- **What to do**
Report how many lines of the listing below include the word "Datum". Give nothing but the number.

>> Begin

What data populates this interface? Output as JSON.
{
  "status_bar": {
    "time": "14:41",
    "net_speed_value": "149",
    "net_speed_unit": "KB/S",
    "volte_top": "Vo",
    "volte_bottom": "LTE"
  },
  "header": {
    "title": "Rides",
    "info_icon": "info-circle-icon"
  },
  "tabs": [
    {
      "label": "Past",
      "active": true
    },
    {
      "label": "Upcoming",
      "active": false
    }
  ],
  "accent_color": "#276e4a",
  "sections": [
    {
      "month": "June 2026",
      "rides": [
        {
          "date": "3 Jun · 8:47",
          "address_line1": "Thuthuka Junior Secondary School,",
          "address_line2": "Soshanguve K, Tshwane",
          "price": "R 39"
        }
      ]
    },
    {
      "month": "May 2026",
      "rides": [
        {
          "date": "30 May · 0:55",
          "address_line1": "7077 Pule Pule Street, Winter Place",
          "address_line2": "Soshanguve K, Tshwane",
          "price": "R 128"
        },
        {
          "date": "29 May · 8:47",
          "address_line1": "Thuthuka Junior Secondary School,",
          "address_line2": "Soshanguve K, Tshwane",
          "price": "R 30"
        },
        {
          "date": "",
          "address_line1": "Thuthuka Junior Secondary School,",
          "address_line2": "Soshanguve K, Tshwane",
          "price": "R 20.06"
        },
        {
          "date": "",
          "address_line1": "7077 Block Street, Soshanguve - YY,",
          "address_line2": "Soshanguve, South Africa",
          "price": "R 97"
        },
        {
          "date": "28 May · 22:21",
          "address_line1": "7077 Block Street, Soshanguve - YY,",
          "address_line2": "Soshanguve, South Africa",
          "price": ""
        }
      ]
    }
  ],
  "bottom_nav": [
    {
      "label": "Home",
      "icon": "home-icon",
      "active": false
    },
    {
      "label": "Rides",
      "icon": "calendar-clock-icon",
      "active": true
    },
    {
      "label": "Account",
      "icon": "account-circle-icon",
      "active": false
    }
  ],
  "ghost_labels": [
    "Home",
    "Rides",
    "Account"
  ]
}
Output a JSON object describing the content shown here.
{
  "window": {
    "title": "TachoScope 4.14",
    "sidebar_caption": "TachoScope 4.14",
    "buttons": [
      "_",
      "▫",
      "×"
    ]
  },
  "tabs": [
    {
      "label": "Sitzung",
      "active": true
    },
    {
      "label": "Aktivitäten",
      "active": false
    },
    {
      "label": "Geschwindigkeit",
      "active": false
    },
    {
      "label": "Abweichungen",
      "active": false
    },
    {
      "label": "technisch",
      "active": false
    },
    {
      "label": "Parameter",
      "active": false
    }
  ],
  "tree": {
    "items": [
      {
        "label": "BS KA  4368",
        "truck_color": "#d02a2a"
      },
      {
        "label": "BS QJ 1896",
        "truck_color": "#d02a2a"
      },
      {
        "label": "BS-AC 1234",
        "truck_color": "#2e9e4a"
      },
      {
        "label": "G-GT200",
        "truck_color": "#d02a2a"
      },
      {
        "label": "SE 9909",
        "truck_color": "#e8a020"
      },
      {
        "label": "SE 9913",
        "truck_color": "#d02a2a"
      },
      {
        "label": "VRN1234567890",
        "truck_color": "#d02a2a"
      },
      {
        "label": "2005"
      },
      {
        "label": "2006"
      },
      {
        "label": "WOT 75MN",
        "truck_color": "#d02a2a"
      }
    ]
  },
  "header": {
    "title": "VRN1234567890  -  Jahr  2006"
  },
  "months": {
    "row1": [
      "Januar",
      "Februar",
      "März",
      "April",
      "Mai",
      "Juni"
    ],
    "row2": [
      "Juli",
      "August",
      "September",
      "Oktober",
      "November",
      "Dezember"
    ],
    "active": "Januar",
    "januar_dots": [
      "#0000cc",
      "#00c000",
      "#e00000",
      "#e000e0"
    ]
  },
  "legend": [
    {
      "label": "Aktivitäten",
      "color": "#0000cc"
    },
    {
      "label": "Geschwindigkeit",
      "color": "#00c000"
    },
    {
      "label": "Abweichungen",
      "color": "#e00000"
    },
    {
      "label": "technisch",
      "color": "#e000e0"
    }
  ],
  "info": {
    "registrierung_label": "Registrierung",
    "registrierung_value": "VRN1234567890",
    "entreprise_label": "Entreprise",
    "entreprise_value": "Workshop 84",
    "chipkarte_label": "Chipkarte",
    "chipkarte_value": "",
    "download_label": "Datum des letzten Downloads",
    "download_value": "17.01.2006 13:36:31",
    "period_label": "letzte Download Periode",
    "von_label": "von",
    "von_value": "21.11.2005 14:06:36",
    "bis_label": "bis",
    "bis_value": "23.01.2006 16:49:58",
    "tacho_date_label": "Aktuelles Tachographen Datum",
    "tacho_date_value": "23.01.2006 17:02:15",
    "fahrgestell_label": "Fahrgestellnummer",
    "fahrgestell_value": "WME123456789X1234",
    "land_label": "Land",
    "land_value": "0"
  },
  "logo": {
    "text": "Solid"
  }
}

>> End
>> Begin

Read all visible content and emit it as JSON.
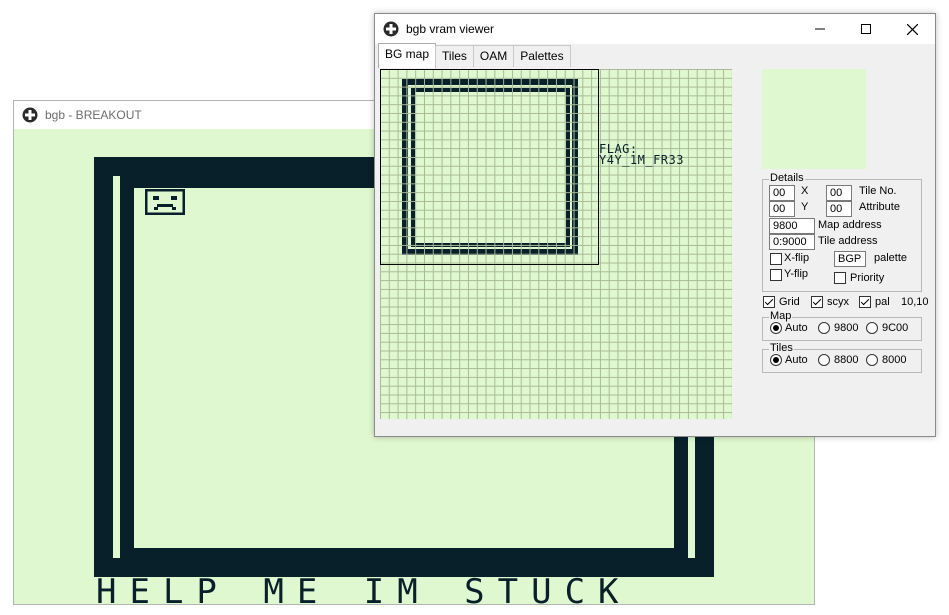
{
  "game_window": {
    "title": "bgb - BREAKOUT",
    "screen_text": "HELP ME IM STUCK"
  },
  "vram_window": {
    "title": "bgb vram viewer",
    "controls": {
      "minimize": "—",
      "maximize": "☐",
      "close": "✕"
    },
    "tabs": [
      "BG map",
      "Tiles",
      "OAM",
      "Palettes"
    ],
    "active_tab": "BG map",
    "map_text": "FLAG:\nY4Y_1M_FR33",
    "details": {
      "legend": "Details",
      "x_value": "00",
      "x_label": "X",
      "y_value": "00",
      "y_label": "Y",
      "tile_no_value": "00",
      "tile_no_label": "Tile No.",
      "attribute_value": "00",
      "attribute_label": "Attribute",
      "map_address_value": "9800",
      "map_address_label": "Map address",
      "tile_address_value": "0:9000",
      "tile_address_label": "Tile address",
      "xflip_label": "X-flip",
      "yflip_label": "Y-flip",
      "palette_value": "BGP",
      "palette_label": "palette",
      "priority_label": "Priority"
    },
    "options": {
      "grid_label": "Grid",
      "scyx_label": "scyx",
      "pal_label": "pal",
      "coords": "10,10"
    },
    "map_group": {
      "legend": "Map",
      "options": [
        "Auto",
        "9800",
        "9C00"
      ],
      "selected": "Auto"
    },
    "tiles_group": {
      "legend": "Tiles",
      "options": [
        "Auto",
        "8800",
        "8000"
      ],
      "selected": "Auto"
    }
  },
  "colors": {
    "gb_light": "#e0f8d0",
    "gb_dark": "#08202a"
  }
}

>> End

- **The reply**
2